Task objective =
Copy the lines that follow, keeping every character the same.
Begin
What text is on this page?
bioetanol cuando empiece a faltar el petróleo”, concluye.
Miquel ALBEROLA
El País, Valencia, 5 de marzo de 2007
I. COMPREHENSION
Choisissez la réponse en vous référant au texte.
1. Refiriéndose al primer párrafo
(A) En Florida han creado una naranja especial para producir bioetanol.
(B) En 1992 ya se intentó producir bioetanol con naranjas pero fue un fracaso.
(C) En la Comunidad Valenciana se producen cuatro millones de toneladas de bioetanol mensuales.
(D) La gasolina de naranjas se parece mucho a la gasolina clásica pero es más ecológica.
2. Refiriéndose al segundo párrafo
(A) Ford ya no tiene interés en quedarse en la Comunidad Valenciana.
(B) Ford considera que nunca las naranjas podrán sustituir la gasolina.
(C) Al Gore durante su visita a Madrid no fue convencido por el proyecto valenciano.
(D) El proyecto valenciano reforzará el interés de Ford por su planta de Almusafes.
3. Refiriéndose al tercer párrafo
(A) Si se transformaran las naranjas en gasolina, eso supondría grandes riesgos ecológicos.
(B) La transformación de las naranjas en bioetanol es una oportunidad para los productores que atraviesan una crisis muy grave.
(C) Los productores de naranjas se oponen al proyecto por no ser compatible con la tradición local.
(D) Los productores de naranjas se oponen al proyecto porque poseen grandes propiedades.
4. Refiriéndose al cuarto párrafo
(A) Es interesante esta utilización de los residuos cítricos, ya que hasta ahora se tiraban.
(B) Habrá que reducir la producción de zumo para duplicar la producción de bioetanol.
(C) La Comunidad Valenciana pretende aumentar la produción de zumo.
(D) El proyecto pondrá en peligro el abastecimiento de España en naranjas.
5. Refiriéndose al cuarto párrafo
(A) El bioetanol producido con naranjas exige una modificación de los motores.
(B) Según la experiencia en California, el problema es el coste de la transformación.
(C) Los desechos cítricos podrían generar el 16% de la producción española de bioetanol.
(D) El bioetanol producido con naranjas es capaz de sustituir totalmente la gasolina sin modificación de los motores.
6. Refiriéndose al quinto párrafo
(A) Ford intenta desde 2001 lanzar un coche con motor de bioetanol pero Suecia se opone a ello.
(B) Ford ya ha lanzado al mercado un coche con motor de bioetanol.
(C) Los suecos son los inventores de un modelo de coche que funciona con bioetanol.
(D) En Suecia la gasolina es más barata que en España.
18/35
End
Exercise result =
What text is on this page?
bioetanol cuando empiece a faltar el petróleo”, concluye.
Miquel ALBEROLA
El País, Valencia, 5 de marzo de 2007
I. COMPREHENSION
Choisissez la réponse en vous référant au texte.
1. Refiriéndose al primer párrafo
(A) En Florida han creado una naranja especial para producir bioetanol.
(B) En 1992 ya se intentó producir bioetanol con naranjas pero fue un fracaso.
(C) En la Comunidad Valenciana se producen cuatro millones de toneladas de bioetanol mensuales.
(D) La gasolina de naranjas se parece mucho a la gasolina clásica pero es más ecológica.
2. Refiriéndose al segundo párrafo
(A) Ford ya no tiene interés en quedarse en la Comunidad Valenciana.
(B) Ford considera que nunca las naranjas podrán sustituir la gasolina.
(C) Al Gore durante su visita a Madrid no fue convencido por el proyecto valenciano.
(D) El proyecto valenciano reforzará el interés de Ford por su planta de Almusafes.
3. Refiriéndose al tercer párrafo
(A) Si se transformaran las naranjas en gasolina, eso supondría grandes riesgos ecológicos.
(B) La transformación de las naranjas en bioetanol es una oportunidad para los productores que atraviesan una crisis muy grave.
(C) Los productores de naranjas se oponen al proyecto por no ser compatible con la tradición local.
(D) Los productores de naranjas se oponen al proyecto porque poseen grandes propiedades.
4. Refiriéndose al cuarto párrafo
(A) Es interesante esta utilización de los residuos cítricos, ya que hasta ahora se tiraban.
(B) Habrá que reducir la producción de zumo para duplicar la producción de bioetanol.
(C) La Comunidad Valenciana pretende aumentar la produción de zumo.
(D) El proyecto pondrá en peligro el abastecimiento de España en naranjas.
5. Refiriéndose al cuarto párrafo
(A) El bioetanol producido con naranjas exige una modificación de los motores.
(B) Según la experiencia en California, el problema es el coste de la transformación.
(C) Los desechos cítricos podrían generar el 16% de la producción española de bioetanol.
(D) El bioetanol producido con naranjas es capaz de sustituir totalmente la gasolina sin modificación de los motores.
6. Refiriéndose al quinto párrafo
(A) Ford intenta desde 2001 lanzar un coche con motor de bioetanol pero Suecia se opone a ello.
(B) Ford ya ha lanzado al mercado un coche con motor de bioetanol.
(C) Los suecos son los inventores de un modelo de coche que funciona con bioetanol.
(D) En Suecia la gasolina es más barata que en España.
18/35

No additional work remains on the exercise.